(Source records)
☆ ☆ ☆ ☆

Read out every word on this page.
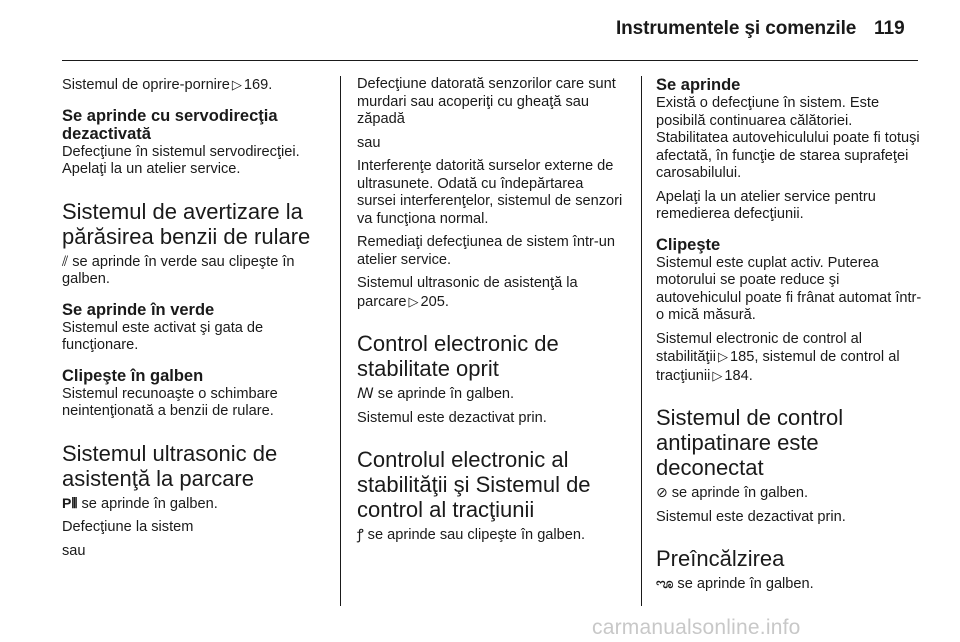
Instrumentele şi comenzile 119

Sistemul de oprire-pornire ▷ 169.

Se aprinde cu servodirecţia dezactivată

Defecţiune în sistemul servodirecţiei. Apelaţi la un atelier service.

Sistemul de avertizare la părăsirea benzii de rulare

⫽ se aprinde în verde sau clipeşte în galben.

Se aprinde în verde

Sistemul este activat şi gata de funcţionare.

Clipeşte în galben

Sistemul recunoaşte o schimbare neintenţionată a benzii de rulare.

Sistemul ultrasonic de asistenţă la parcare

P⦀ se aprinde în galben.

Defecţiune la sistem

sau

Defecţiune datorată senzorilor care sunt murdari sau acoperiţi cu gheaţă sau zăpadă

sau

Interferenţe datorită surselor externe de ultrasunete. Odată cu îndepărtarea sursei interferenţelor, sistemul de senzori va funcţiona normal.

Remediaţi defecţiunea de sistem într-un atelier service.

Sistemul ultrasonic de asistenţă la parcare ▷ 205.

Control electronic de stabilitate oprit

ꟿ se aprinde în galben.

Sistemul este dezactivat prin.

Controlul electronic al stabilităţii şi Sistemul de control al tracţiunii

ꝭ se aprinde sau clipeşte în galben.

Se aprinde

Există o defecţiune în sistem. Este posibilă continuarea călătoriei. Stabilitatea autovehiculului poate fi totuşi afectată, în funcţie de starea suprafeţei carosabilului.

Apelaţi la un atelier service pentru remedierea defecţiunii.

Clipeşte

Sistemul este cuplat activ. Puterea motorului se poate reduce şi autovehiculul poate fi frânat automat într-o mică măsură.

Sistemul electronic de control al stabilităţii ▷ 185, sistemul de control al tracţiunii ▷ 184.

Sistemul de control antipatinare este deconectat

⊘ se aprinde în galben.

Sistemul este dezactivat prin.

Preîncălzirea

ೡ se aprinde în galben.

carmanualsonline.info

☆ ☆ ☆ ☆

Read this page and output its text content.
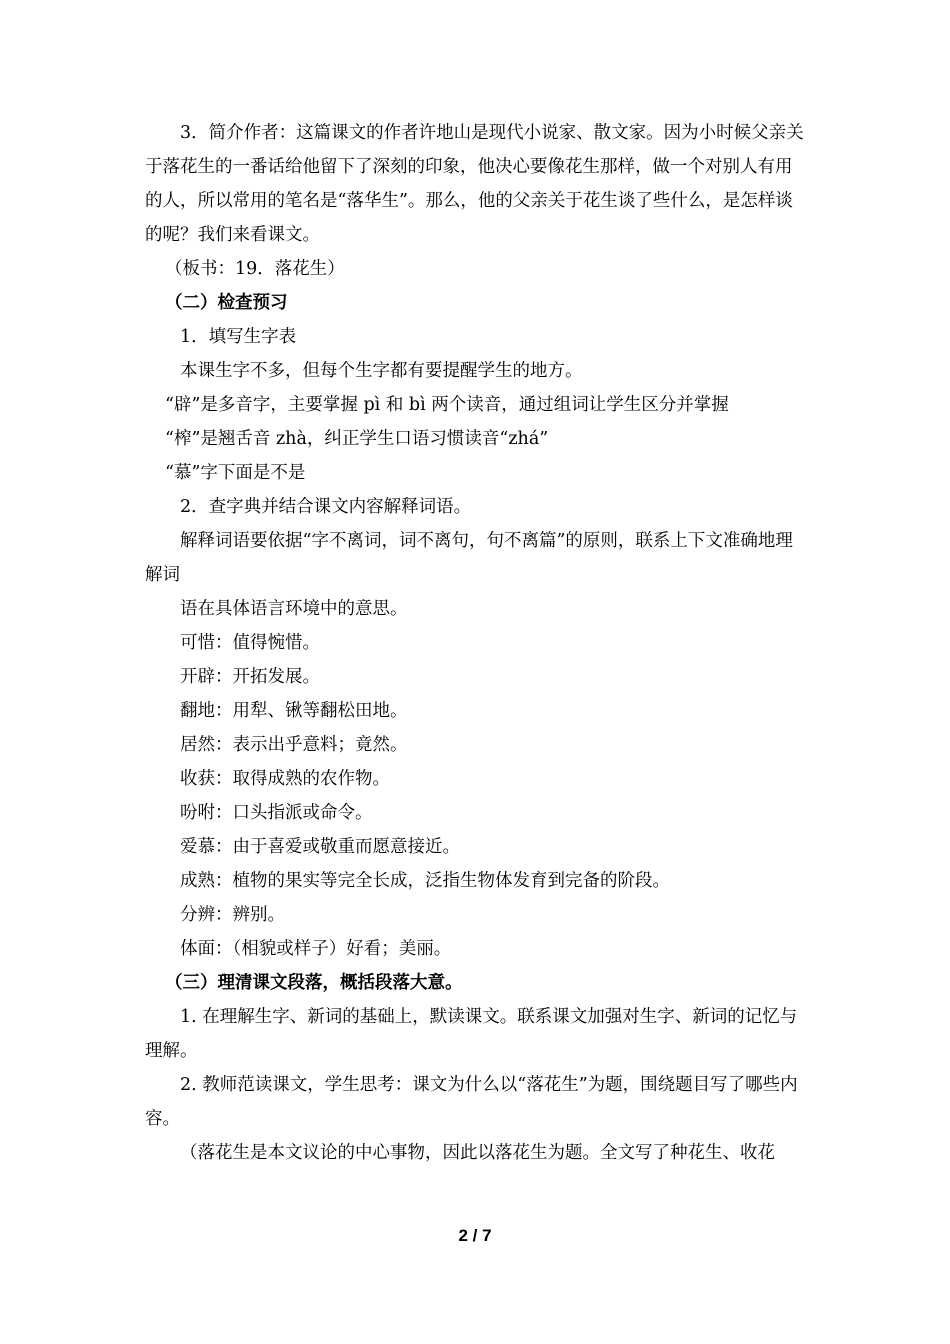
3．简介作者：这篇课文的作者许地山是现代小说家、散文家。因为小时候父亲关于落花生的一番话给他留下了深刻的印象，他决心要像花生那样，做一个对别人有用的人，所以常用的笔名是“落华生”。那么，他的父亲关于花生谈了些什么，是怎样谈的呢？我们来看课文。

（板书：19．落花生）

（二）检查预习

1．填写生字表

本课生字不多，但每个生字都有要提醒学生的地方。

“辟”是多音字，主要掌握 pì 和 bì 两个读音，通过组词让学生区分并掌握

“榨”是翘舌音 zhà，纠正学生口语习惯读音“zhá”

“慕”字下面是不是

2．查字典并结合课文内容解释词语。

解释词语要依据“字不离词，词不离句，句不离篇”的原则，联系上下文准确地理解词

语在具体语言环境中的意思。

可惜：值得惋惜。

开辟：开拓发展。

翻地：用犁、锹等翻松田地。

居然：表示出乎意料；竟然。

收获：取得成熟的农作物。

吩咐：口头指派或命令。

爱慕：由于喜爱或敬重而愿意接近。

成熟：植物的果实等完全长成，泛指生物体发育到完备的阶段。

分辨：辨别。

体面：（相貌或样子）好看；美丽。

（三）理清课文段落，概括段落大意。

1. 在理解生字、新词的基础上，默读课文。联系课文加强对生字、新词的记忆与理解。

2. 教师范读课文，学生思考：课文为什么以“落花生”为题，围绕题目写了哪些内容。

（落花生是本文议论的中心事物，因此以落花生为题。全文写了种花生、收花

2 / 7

☆ ☆ ☆ ☆

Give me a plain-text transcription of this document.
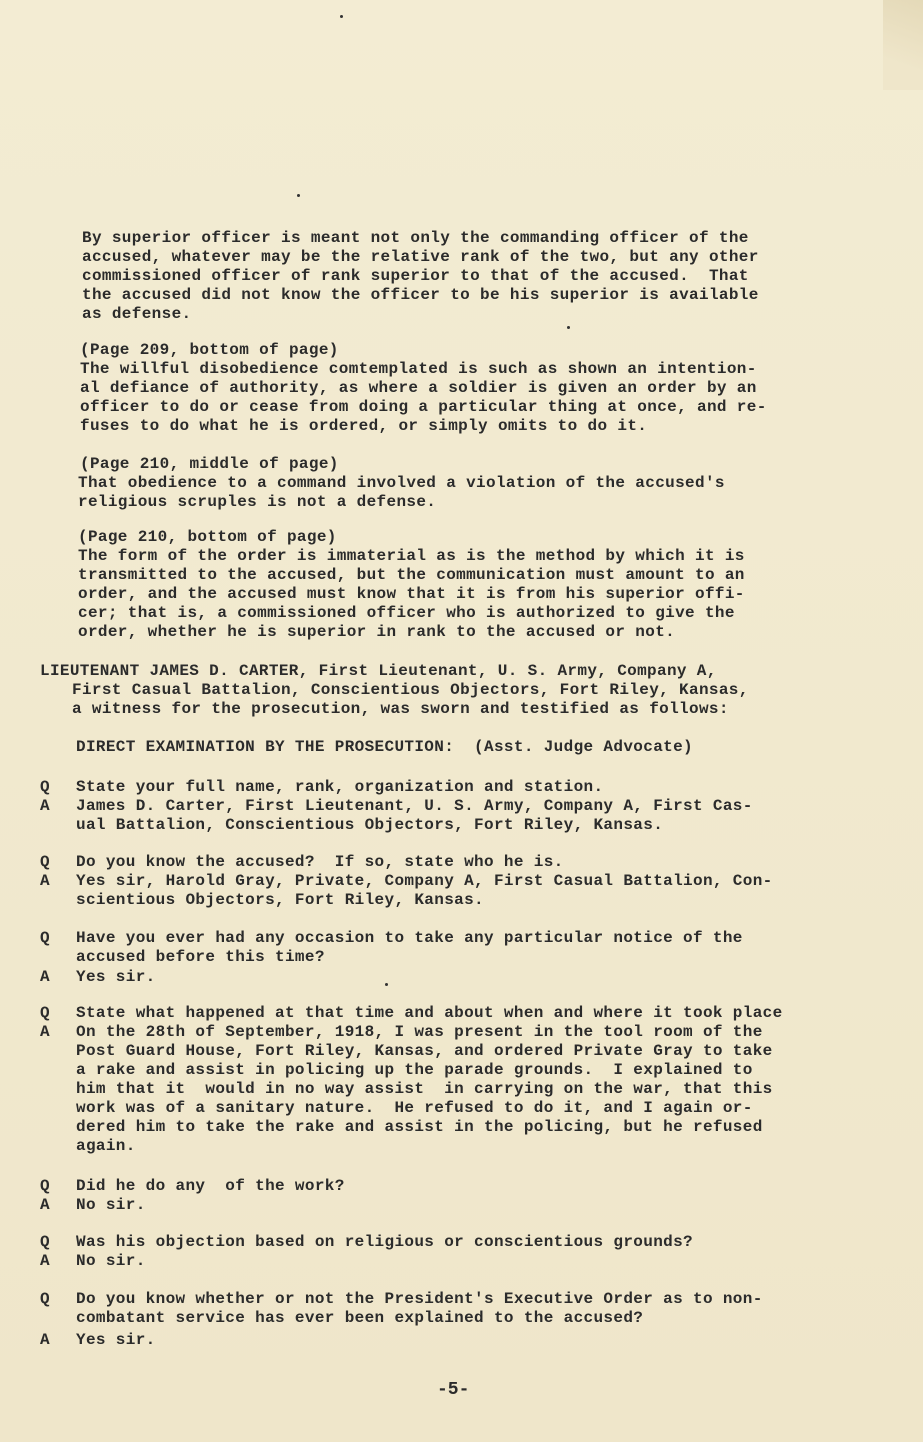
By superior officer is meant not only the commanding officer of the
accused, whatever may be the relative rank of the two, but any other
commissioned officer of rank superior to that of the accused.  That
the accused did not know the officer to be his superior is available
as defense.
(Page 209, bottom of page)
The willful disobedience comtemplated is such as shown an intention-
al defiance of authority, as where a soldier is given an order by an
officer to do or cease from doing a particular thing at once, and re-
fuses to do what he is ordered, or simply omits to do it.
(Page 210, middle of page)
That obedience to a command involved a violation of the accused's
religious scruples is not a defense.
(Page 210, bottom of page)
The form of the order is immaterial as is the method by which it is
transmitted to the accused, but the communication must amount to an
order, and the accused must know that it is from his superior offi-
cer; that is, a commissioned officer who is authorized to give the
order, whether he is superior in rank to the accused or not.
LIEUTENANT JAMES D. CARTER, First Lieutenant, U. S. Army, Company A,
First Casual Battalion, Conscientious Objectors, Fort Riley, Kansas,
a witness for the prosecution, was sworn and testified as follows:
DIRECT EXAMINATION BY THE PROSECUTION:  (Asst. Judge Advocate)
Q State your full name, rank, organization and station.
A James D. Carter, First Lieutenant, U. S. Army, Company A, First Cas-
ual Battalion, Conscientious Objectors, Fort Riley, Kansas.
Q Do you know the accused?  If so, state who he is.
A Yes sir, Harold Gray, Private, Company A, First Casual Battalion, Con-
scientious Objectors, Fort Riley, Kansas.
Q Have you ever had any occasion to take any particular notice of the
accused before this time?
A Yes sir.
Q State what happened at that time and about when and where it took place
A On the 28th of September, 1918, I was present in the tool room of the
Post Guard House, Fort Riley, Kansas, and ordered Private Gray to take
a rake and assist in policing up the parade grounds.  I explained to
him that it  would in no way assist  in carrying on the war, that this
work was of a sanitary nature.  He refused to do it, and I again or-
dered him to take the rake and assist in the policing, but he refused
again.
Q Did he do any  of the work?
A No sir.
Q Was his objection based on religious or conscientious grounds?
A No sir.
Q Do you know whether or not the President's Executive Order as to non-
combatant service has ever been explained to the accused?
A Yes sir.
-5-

☆ ☆ ☆ ☆

## EXERCISE REQUIREMENTS
Say how many lines above contain the string "asistenţă". Answer with the number only.

## WORKED SOLUTION
2